Set task
Transcribe the material below exactly as it appears.

Data for this exercise
——————

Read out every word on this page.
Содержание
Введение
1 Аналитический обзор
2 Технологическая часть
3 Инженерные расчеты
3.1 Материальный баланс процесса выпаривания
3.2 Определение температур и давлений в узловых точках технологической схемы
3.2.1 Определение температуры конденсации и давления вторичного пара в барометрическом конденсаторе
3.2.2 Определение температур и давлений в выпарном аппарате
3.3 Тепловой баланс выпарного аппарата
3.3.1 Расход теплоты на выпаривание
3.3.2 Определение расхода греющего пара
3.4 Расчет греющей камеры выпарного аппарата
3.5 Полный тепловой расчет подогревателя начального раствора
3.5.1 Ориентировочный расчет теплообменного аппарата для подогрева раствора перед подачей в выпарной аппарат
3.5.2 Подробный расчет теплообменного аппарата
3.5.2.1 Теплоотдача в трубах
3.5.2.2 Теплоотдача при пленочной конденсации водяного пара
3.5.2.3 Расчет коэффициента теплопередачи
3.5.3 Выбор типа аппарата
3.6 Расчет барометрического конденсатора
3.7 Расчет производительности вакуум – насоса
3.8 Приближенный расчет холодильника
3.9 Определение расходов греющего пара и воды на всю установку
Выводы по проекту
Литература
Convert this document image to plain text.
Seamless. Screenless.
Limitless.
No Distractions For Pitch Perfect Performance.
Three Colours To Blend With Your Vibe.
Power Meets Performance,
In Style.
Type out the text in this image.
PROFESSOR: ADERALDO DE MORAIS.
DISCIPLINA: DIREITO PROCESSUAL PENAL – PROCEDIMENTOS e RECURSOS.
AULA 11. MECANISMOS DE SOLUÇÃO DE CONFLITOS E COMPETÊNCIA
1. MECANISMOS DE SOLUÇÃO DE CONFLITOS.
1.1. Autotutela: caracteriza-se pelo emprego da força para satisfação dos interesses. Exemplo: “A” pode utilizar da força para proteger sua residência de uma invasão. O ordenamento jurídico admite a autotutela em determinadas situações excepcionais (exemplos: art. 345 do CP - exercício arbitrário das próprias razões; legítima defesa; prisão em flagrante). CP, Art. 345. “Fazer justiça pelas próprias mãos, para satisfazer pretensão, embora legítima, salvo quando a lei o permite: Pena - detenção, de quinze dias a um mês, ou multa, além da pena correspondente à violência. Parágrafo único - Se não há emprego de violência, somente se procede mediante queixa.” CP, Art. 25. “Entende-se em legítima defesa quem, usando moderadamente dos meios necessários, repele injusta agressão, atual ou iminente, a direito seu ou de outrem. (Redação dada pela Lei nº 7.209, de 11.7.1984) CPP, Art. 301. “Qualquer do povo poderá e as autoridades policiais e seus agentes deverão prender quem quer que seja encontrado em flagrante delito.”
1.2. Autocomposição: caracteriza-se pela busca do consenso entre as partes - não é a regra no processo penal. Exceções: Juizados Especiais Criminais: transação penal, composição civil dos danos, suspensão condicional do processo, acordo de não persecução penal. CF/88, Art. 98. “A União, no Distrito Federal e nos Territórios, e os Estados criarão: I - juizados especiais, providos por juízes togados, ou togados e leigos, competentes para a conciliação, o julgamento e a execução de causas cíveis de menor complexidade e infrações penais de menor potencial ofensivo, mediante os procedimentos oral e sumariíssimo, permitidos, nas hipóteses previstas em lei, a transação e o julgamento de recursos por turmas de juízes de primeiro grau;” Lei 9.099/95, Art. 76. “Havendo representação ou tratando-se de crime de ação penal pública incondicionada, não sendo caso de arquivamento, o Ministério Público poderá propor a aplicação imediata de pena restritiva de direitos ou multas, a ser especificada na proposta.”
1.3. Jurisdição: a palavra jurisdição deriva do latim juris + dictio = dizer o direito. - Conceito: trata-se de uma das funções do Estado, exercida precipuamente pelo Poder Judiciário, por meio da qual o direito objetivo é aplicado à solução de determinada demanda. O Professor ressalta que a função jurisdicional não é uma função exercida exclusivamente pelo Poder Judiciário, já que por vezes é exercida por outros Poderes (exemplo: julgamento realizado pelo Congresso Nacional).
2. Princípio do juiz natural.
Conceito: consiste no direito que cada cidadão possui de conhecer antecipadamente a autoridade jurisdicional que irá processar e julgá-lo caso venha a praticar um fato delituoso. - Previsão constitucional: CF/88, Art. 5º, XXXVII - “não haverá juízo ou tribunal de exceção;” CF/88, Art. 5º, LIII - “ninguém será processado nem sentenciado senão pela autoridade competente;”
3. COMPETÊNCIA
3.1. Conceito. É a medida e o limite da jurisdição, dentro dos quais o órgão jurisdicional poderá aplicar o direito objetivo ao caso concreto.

——————

Exercise response
Read out every word on this page.
Содержание
Введение
1 Аналитический обзор
2 Технологическая часть
3 Инженерные расчеты
3.1 Материальный баланс процесса выпаривания
3.2 Определение температур и давлений в узловых точках технологической схемы
3.2.1 Определение температуры конденсации и давления вторичного пара в барометрическом конденсаторе
3.2.2 Определение температур и давлений в выпарном аппарате
3.3 Тепловой баланс выпарного аппарата
3.3.1 Расход теплоты на выпаривание
3.3.2 Определение расхода греющего пара
3.4 Расчет греющей камеры выпарного аппарата
3.5 Полный тепловой расчет подогревателя начального раствора
3.5.1 Ориентировочный расчет теплообменного аппарата для подогрева раствора перед подачей в выпарной аппарат
3.5.2 Подробный расчет теплообменного аппарата
3.5.2.1 Теплоотдача в трубах
3.5.2.2 Теплоотдача при пленочной конденсации водяного пара
3.5.2.3 Расчет коэффициента теплопередачи
3.5.3 Выбор типа аппарата
3.6 Расчет барометрического конденсатора
3.7 Расчет производительности вакуум – насоса
3.8 Приближенный расчет холодильника
3.9 Определение расходов греющего пара и воды на всю установку
Выводы по проекту
Литература
Convert this document image to plain text.
Seamless. Screenless.
Limitless.
No Distractions For Pitch Perfect Performance.
Three Colours To Blend With Your Vibe.
Power Meets Performance,
In Style.
Type out the text in this image.
PROFESSOR: ADERALDO DE MORAIS.
DISCIPLINA: DIREITO PROCESSUAL PENAL – PROCEDIMENTOS e RECURSOS.
AULA 11. MECANISMOS DE SOLUÇÃO DE CONFLITOS E COMPETÊNCIA
1. MECANISMOS DE SOLUÇÃO DE CONFLITOS.
1.1. Autotutela: caracteriza-se pelo emprego da força para satisfação dos interesses. Exemplo: “A” pode utilizar da força para proteger sua residência de uma invasão. O ordenamento jurídico admite a autotutela em determinadas situações excepcionais (exemplos: art. 345 do CP - exercício arbitrário das próprias razões; legítima defesa; prisão em flagrante). CP, Art. 345. “Fazer justiça pelas próprias mãos, para satisfazer pretensão, embora legítima, salvo quando a lei o permite: Pena - detenção, de quinze dias a um mês, ou multa, além da pena correspondente à violência. Parágrafo único - Se não há emprego de violência, somente se procede mediante queixa.” CP, Art. 25. “Entende-se em legítima defesa quem, usando moderadamente dos meios necessários, repele injusta agressão, atual ou iminente, a direito seu ou de outrem. (Redação dada pela Lei nº 7.209, de 11.7.1984) CPP, Art. 301. “Qualquer do povo poderá e as autoridades policiais e seus agentes deverão prender quem quer que seja encontrado em flagrante delito.”
1.2. Autocomposição: caracteriza-se pela busca do consenso entre as partes - não é a regra no processo penal. Exceções: Juizados Especiais Criminais: transação penal, composição civil dos danos, suspensão condicional do processo, acordo de não persecução penal. CF/88, Art. 98. “A União, no Distrito Federal e nos Territórios, e os Estados criarão: I - juizados especiais, providos por juízes togados, ou togados e leigos, competentes para a conciliação, o julgamento e a execução de causas cíveis de menor complexidade e infrações penais de menor potencial ofensivo, mediante os procedimentos oral e sumariíssimo, permitidos, nas hipóteses previstas em lei, a transação e o julgamento de recursos por turmas de juízes de primeiro grau;” Lei 9.099/95, Art. 76. “Havendo representação ou tratando-se de crime de ação penal pública incondicionada, não sendo caso de arquivamento, o Ministério Público poderá propor a aplicação imediata de pena restritiva de direitos ou multas, a ser especificada na proposta.”
1.3. Jurisdição: a palavra jurisdição deriva do latim juris + dictio = dizer o direito. - Conceito: trata-se de uma das funções do Estado, exercida precipuamente pelo Poder Judiciário, por meio da qual o direito objetivo é aplicado à solução de determinada demanda. O Professor ressalta que a função jurisdicional não é uma função exercida exclusivamente pelo Poder Judiciário, já que por vezes é exercida por outros Poderes (exemplo: julgamento realizado pelo Congresso Nacional).
2. Princípio do juiz natural.
Conceito: consiste no direito que cada cidadão possui de conhecer antecipadamente a autoridade jurisdicional que irá processar e julgá-lo caso venha a praticar um fato delituoso. - Previsão constitucional: CF/88, Art. 5º, XXXVII - “não haverá juízo ou tribunal de exceção;” CF/88, Art. 5º, LIII - “ninguém será processado nem sentenciado senão pela autoridade competente;”
3. COMPETÊNCIA
3.1. Conceito. É a medida e o limite da jurisdição, dentro dos quais o órgão jurisdicional poderá aplicar o direito objetivo ao caso concreto.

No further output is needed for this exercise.